_WRITTEN PROBLEM:_ Restate all of the data exactly.

_DATA ENTRIES:_

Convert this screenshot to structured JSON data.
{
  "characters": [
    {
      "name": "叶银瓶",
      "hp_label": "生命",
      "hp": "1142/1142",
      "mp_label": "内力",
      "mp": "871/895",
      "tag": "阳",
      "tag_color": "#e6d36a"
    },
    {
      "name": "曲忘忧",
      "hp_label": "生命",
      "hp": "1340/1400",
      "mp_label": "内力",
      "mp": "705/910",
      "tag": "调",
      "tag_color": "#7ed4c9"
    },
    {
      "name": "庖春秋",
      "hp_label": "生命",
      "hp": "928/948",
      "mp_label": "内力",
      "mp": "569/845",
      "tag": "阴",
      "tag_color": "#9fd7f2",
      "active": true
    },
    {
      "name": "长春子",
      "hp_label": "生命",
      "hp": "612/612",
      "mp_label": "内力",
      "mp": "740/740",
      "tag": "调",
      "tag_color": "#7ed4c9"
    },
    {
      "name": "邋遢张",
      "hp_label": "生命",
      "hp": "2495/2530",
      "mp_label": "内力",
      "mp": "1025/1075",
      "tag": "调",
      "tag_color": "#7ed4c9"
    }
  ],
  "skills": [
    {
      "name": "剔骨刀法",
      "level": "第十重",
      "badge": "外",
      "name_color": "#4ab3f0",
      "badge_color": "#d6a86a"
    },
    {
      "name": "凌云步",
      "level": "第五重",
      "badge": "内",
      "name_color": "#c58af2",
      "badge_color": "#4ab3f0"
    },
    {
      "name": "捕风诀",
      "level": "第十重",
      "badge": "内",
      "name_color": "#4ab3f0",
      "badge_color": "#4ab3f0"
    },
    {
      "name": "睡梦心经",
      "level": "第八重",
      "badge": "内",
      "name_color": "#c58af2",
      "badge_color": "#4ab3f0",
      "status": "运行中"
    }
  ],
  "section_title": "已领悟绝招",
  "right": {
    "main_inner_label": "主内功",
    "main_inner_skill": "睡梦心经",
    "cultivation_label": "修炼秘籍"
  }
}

_EXERCISE RESULT:_
Convert this screenshot to structured JSON data.
{
  "characters": [
    {
      "name": "叶银瓶",
      "hp_label": "生命",
      "hp": "1142/1142",
      "mp_label": "内力",
      "mp": "871/895",
      "tag": "阳",
      "tag_color": "#e6d36a"
    },
    {
      "name": "曲忘忧",
      "hp_label": "生命",
      "hp": "1340/1400",
      "mp_label": "内力",
      "mp": "705/910",
      "tag": "调",
      "tag_color": "#7ed4c9"
    },
    {
      "name": "庖春秋",
      "hp_label": "生命",
      "hp": "928/948",
      "mp_label": "内力",
      "mp": "569/845",
      "tag": "阴",
      "tag_color": "#9fd7f2",
      "active": true
    },
    {
      "name": "长春子",
      "hp_label": "生命",
      "hp": "612/612",
      "mp_label": "内力",
      "mp": "740/740",
      "tag": "调",
      "tag_color": "#7ed4c9"
    },
    {
      "name": "邋遢张",
      "hp_label": "生命",
      "hp": "2495/2530",
      "mp_label": "内力",
      "mp": "1025/1075",
      "tag": "调",
      "tag_color": "#7ed4c9"
    }
  ],
  "skills": [
    {
      "name": "剔骨刀法",
      "level": "第十重",
      "badge": "外",
      "name_color": "#4ab3f0",
      "badge_color": "#d6a86a"
    },
    {
      "name": "凌云步",
      "level": "第五重",
      "badge": "内",
      "name_color": "#c58af2",
      "badge_color": "#4ab3f0"
    },
    {
      "name": "捕风诀",
      "level": "第十重",
      "badge": "内",
      "name_color": "#4ab3f0",
      "badge_color": "#4ab3f0"
    },
    {
      "name": "睡梦心经",
      "level": "第八重",
      "badge": "内",
      "name_color": "#c58af2",
      "badge_color": "#4ab3f0",
      "status": "运行中"
    }
  ],
  "section_title": "已领悟绝招",
  "right": {
    "main_inner_label": "主内功",
    "main_inner_skill": "睡梦心经",
    "cultivation_label": "修炼秘籍"
  }
}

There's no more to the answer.